## TASK DETAILS
Put the lines below into a JSON list of strings, one string for each line, and leave out any blank lines.
─── SUPPLIED DATA
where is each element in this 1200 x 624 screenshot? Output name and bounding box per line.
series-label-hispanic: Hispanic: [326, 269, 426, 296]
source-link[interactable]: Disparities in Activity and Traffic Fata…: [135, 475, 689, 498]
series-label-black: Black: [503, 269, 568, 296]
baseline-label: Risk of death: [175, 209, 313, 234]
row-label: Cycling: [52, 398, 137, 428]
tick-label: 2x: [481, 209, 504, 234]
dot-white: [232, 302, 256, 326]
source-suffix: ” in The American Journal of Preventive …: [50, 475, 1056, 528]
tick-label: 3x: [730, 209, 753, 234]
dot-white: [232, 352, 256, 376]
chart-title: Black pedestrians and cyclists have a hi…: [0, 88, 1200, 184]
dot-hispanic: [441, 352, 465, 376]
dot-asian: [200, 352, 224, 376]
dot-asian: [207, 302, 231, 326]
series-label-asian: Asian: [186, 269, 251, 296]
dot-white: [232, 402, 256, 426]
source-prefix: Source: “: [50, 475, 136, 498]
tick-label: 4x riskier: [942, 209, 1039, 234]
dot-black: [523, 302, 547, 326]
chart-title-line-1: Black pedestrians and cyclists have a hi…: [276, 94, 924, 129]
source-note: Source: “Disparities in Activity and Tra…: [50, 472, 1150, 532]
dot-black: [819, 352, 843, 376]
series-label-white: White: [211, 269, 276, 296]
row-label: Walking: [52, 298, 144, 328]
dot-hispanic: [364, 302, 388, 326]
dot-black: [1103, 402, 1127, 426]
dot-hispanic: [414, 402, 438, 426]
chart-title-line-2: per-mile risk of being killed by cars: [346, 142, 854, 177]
──────
## WRITTEN SOLUTION
[
  "where is each element in this 1200 x 624 screenshot? Output name and bounding box per line.",
  "series-label-hispanic: Hispanic: [326, 269, 426, 296]",
  "source-link[interactable]: Disparities in Activity and Traffic Fata…: [135, 475, 689, 498]",
  "series-label-black: Black: [503, 269, 568, 296]",
  "baseline-label: Risk of death: [175, 209, 313, 234]",
  "row-label: Cycling: [52, 398, 137, 428]",
  "tick-label: 2x: [481, 209, 504, 234]",
  "dot-white: [232, 302, 256, 326]",
  "source-suffix: ” in The American Journal of Preventive …: [50, 475, 1056, 528]",
  "tick-label: 3x: [730, 209, 753, 234]",
  "dot-white: [232, 352, 256, 376]",
  "chart-title: Black pedestrians and cyclists have a hi…: [0, 88, 1200, 184]",
  "dot-hispanic: [441, 352, 465, 376]",
  "dot-asian: [200, 352, 224, 376]",
  "dot-asian: [207, 302, 231, 326]",
  "series-label-asian: Asian: [186, 269, 251, 296]",
  "dot-white: [232, 402, 256, 426]",
  "source-prefix: Source: “: [50, 475, 136, 498]",
  "tick-label: 4x riskier: [942, 209, 1039, 234]",
  "dot-black: [523, 302, 547, 326]",
  "chart-title-line-1: Black pedestrians and cyclists have a hi…: [276, 94, 924, 129]",
  "source-note: Source: “Disparities in Activity and Tra…: [50, 472, 1150, 532]",
  "dot-black: [819, 352, 843, 376]",
  "series-label-white: White: [211, 269, 276, 296]",
  "row-label: Walking: [52, 298, 144, 328]",
  "dot-hispanic: [364, 302, 388, 326]",
  "dot-black: [1103, 402, 1127, 426]",
  "dot-hispanic: [414, 402, 438, 426]",
  "chart-title-line-2: per-mile risk of being killed by cars: [346, 142, 854, 177]"
]